List all lines of the data that include the string "Calibrated".

Dataset content:
---
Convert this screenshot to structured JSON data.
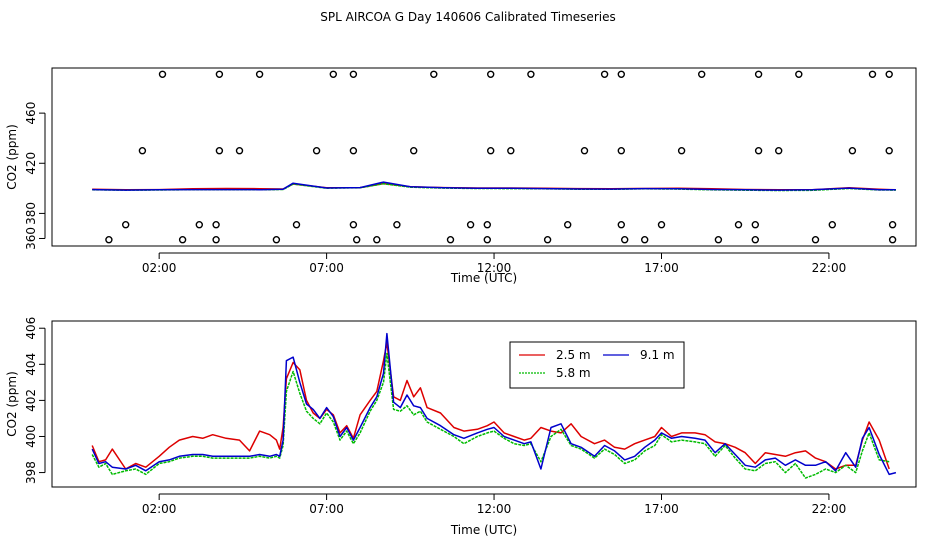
{
  "page": {
    "title": "SPL AIRCOA G  Day 140606  Calibrated Timeseries"
  },
  "colors": {
    "red": "#dd0000",
    "green": "#00bb00",
    "blue": "#0000cc",
    "axis": "#000000"
  },
  "chart_data": [
    {
      "type": "scatter",
      "title": "SPL AIRCOA G  Day 140606  Calibrated Timeseries",
      "xlabel": "Time (UTC)",
      "ylabel": "CO2 (ppm)",
      "x_unit": "hours UTC",
      "xlim": [
        -1.2,
        24.6
      ],
      "ylim": [
        354,
        496
      ],
      "x_ticks": [
        2,
        7,
        12,
        17,
        22
      ],
      "x_tick_labels": [
        "02:00",
        "07:00",
        "12:00",
        "17:00",
        "22:00"
      ],
      "y_ticks": [
        360,
        380,
        420,
        460
      ],
      "y_tick_labels": [
        "360",
        "380",
        "420",
        "460"
      ],
      "grid": false,
      "line_series": [
        {
          "color": "red",
          "x": [
            0.0,
            1.0,
            2.0,
            3.0,
            4.0,
            5.0,
            5.7,
            6.0,
            7.0,
            8.0,
            8.7,
            9.5,
            10.5,
            11.5,
            12.5,
            13.5,
            14.5,
            15.5,
            16.5,
            17.5,
            18.5,
            19.5,
            20.5,
            21.5,
            22.6,
            23.5,
            24.0
          ],
          "y": [
            399.2,
            398.9,
            399.0,
            399.6,
            399.9,
            399.7,
            399.5,
            403.5,
            400.4,
            400.6,
            403.8,
            401.2,
            400.6,
            400.3,
            400.3,
            400.0,
            399.8,
            399.7,
            399.9,
            400.0,
            399.6,
            399.1,
            398.9,
            398.9,
            400.4,
            399.2,
            398.8
          ]
        },
        {
          "color": "green",
          "x": [
            0.0,
            1.0,
            2.0,
            3.0,
            4.0,
            5.0,
            5.7,
            6.0,
            7.0,
            8.0,
            8.7,
            9.5,
            10.5,
            11.5,
            12.5,
            13.5,
            14.5,
            15.5,
            16.5,
            17.5,
            18.5,
            19.5,
            20.5,
            21.5,
            22.6,
            23.5,
            24.0
          ],
          "y": [
            398.8,
            398.5,
            398.7,
            398.9,
            398.9,
            398.8,
            399.1,
            403.4,
            400.1,
            400.4,
            403.6,
            400.9,
            400.2,
            399.9,
            399.8,
            399.6,
            399.3,
            399.2,
            399.6,
            399.4,
            398.8,
            398.5,
            398.3,
            398.4,
            399.9,
            398.7,
            398.6
          ]
        },
        {
          "color": "blue",
          "x": [
            0.0,
            1.0,
            2.0,
            3.0,
            4.0,
            5.0,
            5.7,
            6.0,
            7.0,
            8.0,
            8.7,
            9.5,
            10.5,
            11.5,
            12.5,
            13.5,
            14.5,
            15.5,
            16.5,
            17.5,
            18.5,
            19.5,
            20.5,
            21.5,
            22.6,
            23.5,
            24.0
          ],
          "y": [
            399.0,
            398.6,
            398.8,
            399.0,
            399.0,
            398.9,
            399.3,
            404.1,
            400.3,
            400.6,
            405.0,
            401.2,
            400.4,
            400.1,
            400.0,
            399.8,
            399.5,
            399.4,
            399.8,
            399.7,
            399.1,
            398.8,
            398.6,
            398.8,
            400.2,
            398.9,
            398.8
          ]
        }
      ],
      "points": [
        {
          "x": 0.5,
          "y": 359
        },
        {
          "x": 1.0,
          "y": 371
        },
        {
          "x": 1.5,
          "y": 430
        },
        {
          "x": 2.1,
          "y": 491
        },
        {
          "x": 2.7,
          "y": 359
        },
        {
          "x": 3.2,
          "y": 371
        },
        {
          "x": 3.7,
          "y": 371
        },
        {
          "x": 3.7,
          "y": 359
        },
        {
          "x": 3.8,
          "y": 430
        },
        {
          "x": 3.8,
          "y": 491
        },
        {
          "x": 4.4,
          "y": 430
        },
        {
          "x": 5.0,
          "y": 491
        },
        {
          "x": 5.5,
          "y": 359
        },
        {
          "x": 6.1,
          "y": 371
        },
        {
          "x": 6.7,
          "y": 430
        },
        {
          "x": 7.2,
          "y": 491
        },
        {
          "x": 7.8,
          "y": 491
        },
        {
          "x": 7.8,
          "y": 430
        },
        {
          "x": 7.8,
          "y": 371
        },
        {
          "x": 7.9,
          "y": 359
        },
        {
          "x": 8.5,
          "y": 359
        },
        {
          "x": 9.1,
          "y": 371
        },
        {
          "x": 9.6,
          "y": 430
        },
        {
          "x": 10.2,
          "y": 491
        },
        {
          "x": 10.7,
          "y": 359
        },
        {
          "x": 11.3,
          "y": 371
        },
        {
          "x": 11.8,
          "y": 371
        },
        {
          "x": 11.8,
          "y": 359
        },
        {
          "x": 11.9,
          "y": 430
        },
        {
          "x": 11.9,
          "y": 491
        },
        {
          "x": 12.5,
          "y": 430
        },
        {
          "x": 13.1,
          "y": 491
        },
        {
          "x": 13.6,
          "y": 359
        },
        {
          "x": 14.2,
          "y": 371
        },
        {
          "x": 14.7,
          "y": 430
        },
        {
          "x": 15.3,
          "y": 491
        },
        {
          "x": 15.8,
          "y": 491
        },
        {
          "x": 15.8,
          "y": 430
        },
        {
          "x": 15.8,
          "y": 371
        },
        {
          "x": 15.9,
          "y": 359
        },
        {
          "x": 16.5,
          "y": 359
        },
        {
          "x": 17.0,
          "y": 371
        },
        {
          "x": 17.6,
          "y": 430
        },
        {
          "x": 18.2,
          "y": 491
        },
        {
          "x": 18.7,
          "y": 359
        },
        {
          "x": 19.3,
          "y": 371
        },
        {
          "x": 19.8,
          "y": 371
        },
        {
          "x": 19.8,
          "y": 359
        },
        {
          "x": 19.9,
          "y": 430
        },
        {
          "x": 19.9,
          "y": 491
        },
        {
          "x": 20.5,
          "y": 430
        },
        {
          "x": 21.1,
          "y": 491
        },
        {
          "x": 21.6,
          "y": 359
        },
        {
          "x": 22.1,
          "y": 371
        },
        {
          "x": 22.7,
          "y": 430
        },
        {
          "x": 23.3,
          "y": 491
        },
        {
          "x": 23.8,
          "y": 491
        },
        {
          "x": 23.8,
          "y": 430
        },
        {
          "x": 23.9,
          "y": 371
        },
        {
          "x": 23.9,
          "y": 359
        }
      ]
    },
    {
      "type": "line",
      "xlabel": "Time (UTC)",
      "ylabel": "CO2 (ppm)",
      "x_unit": "hours UTC",
      "xlim": [
        -1.2,
        24.6
      ],
      "ylim": [
        397.2,
        406.4
      ],
      "x_ticks": [
        2,
        7,
        12,
        17,
        22
      ],
      "x_tick_labels": [
        "02:00",
        "07:00",
        "12:00",
        "17:00",
        "22:00"
      ],
      "y_ticks": [
        398,
        400,
        402,
        404,
        406
      ],
      "y_tick_labels": [
        "398",
        "400",
        "402",
        "404",
        "406"
      ],
      "grid": false,
      "legend": {
        "placement": "top-center",
        "entries": [
          {
            "label": "2.5 m",
            "color": "red"
          },
          {
            "label": "5.8 m",
            "color": "green"
          },
          {
            "label": "9.1 m",
            "color": "blue"
          }
        ]
      },
      "series": [
        {
          "name": "2.5 m",
          "color": "red",
          "x": [
            0.0,
            0.2,
            0.4,
            0.6,
            1.0,
            1.3,
            1.6,
            2.0,
            2.3,
            2.6,
            3.0,
            3.3,
            3.6,
            4.0,
            4.4,
            4.7,
            5.0,
            5.3,
            5.5,
            5.6,
            5.7,
            5.8,
            6.0,
            6.2,
            6.4,
            6.6,
            6.8,
            7.0,
            7.2,
            7.4,
            7.6,
            7.8,
            8.0,
            8.3,
            8.5,
            8.7,
            8.8,
            9.0,
            9.2,
            9.4,
            9.6,
            9.8,
            10.0,
            10.4,
            10.8,
            11.1,
            11.5,
            11.8,
            12.0,
            12.3,
            12.6,
            12.9,
            13.1,
            13.4,
            13.7,
            14.0,
            14.3,
            14.6,
            15.0,
            15.3,
            15.6,
            15.9,
            16.2,
            16.5,
            16.8,
            17.0,
            17.3,
            17.6,
            18.0,
            18.3,
            18.6,
            18.9,
            19.2,
            19.5,
            19.8,
            20.1,
            20.4,
            20.7,
            21.0,
            21.3,
            21.6,
            21.9,
            22.2,
            22.5,
            22.8,
            23.0,
            23.2,
            23.5,
            23.8
          ],
          "y": [
            399.5,
            398.6,
            398.7,
            399.3,
            398.2,
            398.5,
            398.3,
            398.9,
            399.4,
            399.8,
            400.0,
            399.9,
            400.1,
            399.9,
            399.8,
            399.2,
            400.3,
            400.1,
            399.8,
            399.3,
            400.5,
            403.2,
            404.1,
            403.7,
            402.0,
            401.3,
            401.0,
            401.5,
            401.2,
            400.2,
            400.6,
            399.9,
            401.2,
            402.0,
            402.5,
            404.2,
            405.2,
            402.2,
            402.0,
            403.1,
            402.2,
            402.7,
            401.6,
            401.3,
            400.5,
            400.3,
            400.4,
            400.6,
            400.8,
            400.2,
            400.0,
            399.8,
            399.9,
            400.5,
            400.3,
            400.2,
            400.7,
            400.0,
            399.6,
            399.8,
            399.4,
            399.3,
            399.6,
            399.8,
            400.0,
            400.5,
            400.0,
            400.2,
            400.2,
            400.1,
            399.7,
            399.6,
            399.4,
            399.1,
            398.5,
            399.1,
            399.0,
            398.9,
            399.1,
            399.2,
            398.8,
            398.6,
            398.2,
            398.4,
            398.4,
            399.8,
            400.8,
            399.8,
            398.2
          ]
        },
        {
          "name": "5.8 m",
          "color": "green",
          "x": [
            0.0,
            0.2,
            0.4,
            0.6,
            1.0,
            1.3,
            1.6,
            2.0,
            2.3,
            2.6,
            3.0,
            3.3,
            3.6,
            4.0,
            4.4,
            4.7,
            5.0,
            5.3,
            5.5,
            5.6,
            5.7,
            5.8,
            6.0,
            6.2,
            6.4,
            6.6,
            6.8,
            7.0,
            7.2,
            7.4,
            7.6,
            7.8,
            8.0,
            8.3,
            8.5,
            8.7,
            8.8,
            9.0,
            9.2,
            9.4,
            9.6,
            9.8,
            10.0,
            10.4,
            10.8,
            11.1,
            11.5,
            11.8,
            12.0,
            12.3,
            12.6,
            12.9,
            13.1,
            13.4,
            13.7,
            14.0,
            14.3,
            14.6,
            15.0,
            15.3,
            15.6,
            15.9,
            16.2,
            16.5,
            16.8,
            17.0,
            17.3,
            17.6,
            18.0,
            18.3,
            18.6,
            18.9,
            19.2,
            19.5,
            19.8,
            20.1,
            20.4,
            20.7,
            21.0,
            21.3,
            21.6,
            21.9,
            22.2,
            22.5,
            22.8,
            23.0,
            23.2,
            23.5,
            23.8
          ],
          "y": [
            399.0,
            398.3,
            398.5,
            397.9,
            398.1,
            398.2,
            397.9,
            398.5,
            398.6,
            398.8,
            398.9,
            398.9,
            398.8,
            398.8,
            398.8,
            398.8,
            398.9,
            398.8,
            398.9,
            398.8,
            399.5,
            402.5,
            403.6,
            402.4,
            401.4,
            401.0,
            400.7,
            401.3,
            400.8,
            399.8,
            400.3,
            399.6,
            400.2,
            401.4,
            402.0,
            403.0,
            404.6,
            401.5,
            401.4,
            401.7,
            401.2,
            401.4,
            400.8,
            400.4,
            400.0,
            399.6,
            400.0,
            400.2,
            400.3,
            399.9,
            399.6,
            399.5,
            399.6,
            398.6,
            400.0,
            400.4,
            399.5,
            399.3,
            398.8,
            399.3,
            399.0,
            398.5,
            398.7,
            399.2,
            399.5,
            400.1,
            399.7,
            399.8,
            399.7,
            399.6,
            398.9,
            399.5,
            398.8,
            398.2,
            398.1,
            398.5,
            398.6,
            398.0,
            398.5,
            397.7,
            397.9,
            398.2,
            398.0,
            398.4,
            398.0,
            399.2,
            400.2,
            398.7,
            398.6
          ]
        },
        {
          "name": "9.1 m",
          "color": "blue",
          "x": [
            0.0,
            0.2,
            0.4,
            0.6,
            1.0,
            1.3,
            1.6,
            2.0,
            2.3,
            2.6,
            3.0,
            3.3,
            3.6,
            4.0,
            4.4,
            4.7,
            5.0,
            5.3,
            5.5,
            5.6,
            5.7,
            5.8,
            6.0,
            6.2,
            6.4,
            6.6,
            6.8,
            7.0,
            7.2,
            7.4,
            7.6,
            7.8,
            8.0,
            8.3,
            8.5,
            8.7,
            8.8,
            9.0,
            9.2,
            9.4,
            9.6,
            9.8,
            10.0,
            10.4,
            10.8,
            11.1,
            11.5,
            11.8,
            12.0,
            12.3,
            12.6,
            12.9,
            13.1,
            13.4,
            13.7,
            14.0,
            14.3,
            14.6,
            15.0,
            15.3,
            15.6,
            15.9,
            16.2,
            16.5,
            16.8,
            17.0,
            17.3,
            17.6,
            18.0,
            18.3,
            18.6,
            18.9,
            19.2,
            19.5,
            19.8,
            20.1,
            20.4,
            20.7,
            21.0,
            21.3,
            21.6,
            21.9,
            22.2,
            22.5,
            22.8,
            23.0,
            23.2,
            23.5,
            23.8,
            24.0
          ],
          "y": [
            399.3,
            398.5,
            398.6,
            398.3,
            398.2,
            398.4,
            398.1,
            398.6,
            398.7,
            398.9,
            399.0,
            399.0,
            398.9,
            398.9,
            398.9,
            398.9,
            399.0,
            398.9,
            399.0,
            398.9,
            399.8,
            404.2,
            404.4,
            403.0,
            401.8,
            401.5,
            401.0,
            401.6,
            401.1,
            400.0,
            400.5,
            399.8,
            400.5,
            401.6,
            402.2,
            403.5,
            405.7,
            401.9,
            401.6,
            402.3,
            401.7,
            401.6,
            401.0,
            400.6,
            400.1,
            399.9,
            400.2,
            400.4,
            400.5,
            400.0,
            399.8,
            399.6,
            399.7,
            398.2,
            400.5,
            400.7,
            399.6,
            399.4,
            398.9,
            399.5,
            399.2,
            398.7,
            398.9,
            399.4,
            399.8,
            400.2,
            399.9,
            400.0,
            399.9,
            399.8,
            399.1,
            399.6,
            399.0,
            398.4,
            398.3,
            398.7,
            398.8,
            398.4,
            398.7,
            398.4,
            398.4,
            398.6,
            398.1,
            399.1,
            398.3,
            399.9,
            400.5,
            399.0,
            397.9,
            398.0
          ]
        }
      ]
    }
  ]
}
---
Problem solution:
    "title": "SPL AIRCOA G  Day 140606  Calibrated Timeseries"
      "title": "SPL AIRCOA G  Day 140606  Calibrated Timeseries",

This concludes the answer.